§ **Excerpted passage**:
┏━━

DS4SJ Ecosystem

The Pitt Seed-funded Data Science for Social Justice (DS4SJ) Ecosystem project was a one year $75K funded project that demonstrates the G2A model of creating student pathways to engaged learning is scalable and can:

  • deepen Pitt’s social impact
  • improve connections across departments
  • provide students with meaningful workplace-relevant training in multidisciplinary teamwork

At this time, CAASI has concluded our year-long participation in the University of Pittsburgh Pitt Seed project.

This project proposed a novel infrastructure to deepen Pitt’s impact in DS4SJ, improving connections across units and providing workplace-relevant student training in multidisciplinary teamwork. We proposed a coordination of capstone classes across disciplines and semesters to scope, develop, implement, and deploy data science projects out of community requests, supported by a diverse ecosystem of faculty, staff, community members, and student leaders. A core faculty/staff cohort integrated takeaways into the norms, policies, and curricula in their respective units and shared their experiences in public workshops.

┗━━

§ **Raw data**:
┏━━

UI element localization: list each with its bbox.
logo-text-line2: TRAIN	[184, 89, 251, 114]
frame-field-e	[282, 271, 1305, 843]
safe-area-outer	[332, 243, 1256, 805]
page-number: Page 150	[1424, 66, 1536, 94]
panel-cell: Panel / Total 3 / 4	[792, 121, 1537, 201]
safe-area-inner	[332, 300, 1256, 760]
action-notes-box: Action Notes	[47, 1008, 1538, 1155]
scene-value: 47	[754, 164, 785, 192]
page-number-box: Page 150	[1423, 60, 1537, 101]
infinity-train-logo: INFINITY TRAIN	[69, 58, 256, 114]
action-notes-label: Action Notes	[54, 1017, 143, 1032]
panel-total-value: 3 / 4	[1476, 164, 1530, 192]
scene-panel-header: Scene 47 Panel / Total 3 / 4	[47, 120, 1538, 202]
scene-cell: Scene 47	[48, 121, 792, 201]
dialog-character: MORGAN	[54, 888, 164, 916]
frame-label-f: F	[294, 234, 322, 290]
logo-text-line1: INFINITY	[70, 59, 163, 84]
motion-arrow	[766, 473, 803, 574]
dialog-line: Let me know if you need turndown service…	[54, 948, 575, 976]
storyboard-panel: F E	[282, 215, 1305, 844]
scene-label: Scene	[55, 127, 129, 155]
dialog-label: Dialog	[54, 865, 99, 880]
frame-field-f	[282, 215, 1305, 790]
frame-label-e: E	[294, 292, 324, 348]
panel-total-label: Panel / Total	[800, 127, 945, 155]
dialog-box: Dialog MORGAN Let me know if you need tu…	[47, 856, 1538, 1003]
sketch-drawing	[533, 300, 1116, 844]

┗━━

§ **Exercise goal**: How would this sentence from the DS4SJ Ecosystem text read in Spanish: "At this time, CAASI has concluded our year-long participation in the University of Pittsburgh Pitt Seed project."?

§ **Result**: En este momento, CAASI ha concluido nuestra participación de un año de duración en el proyecto Pitt Seed de la Universidad de Pittsburgh.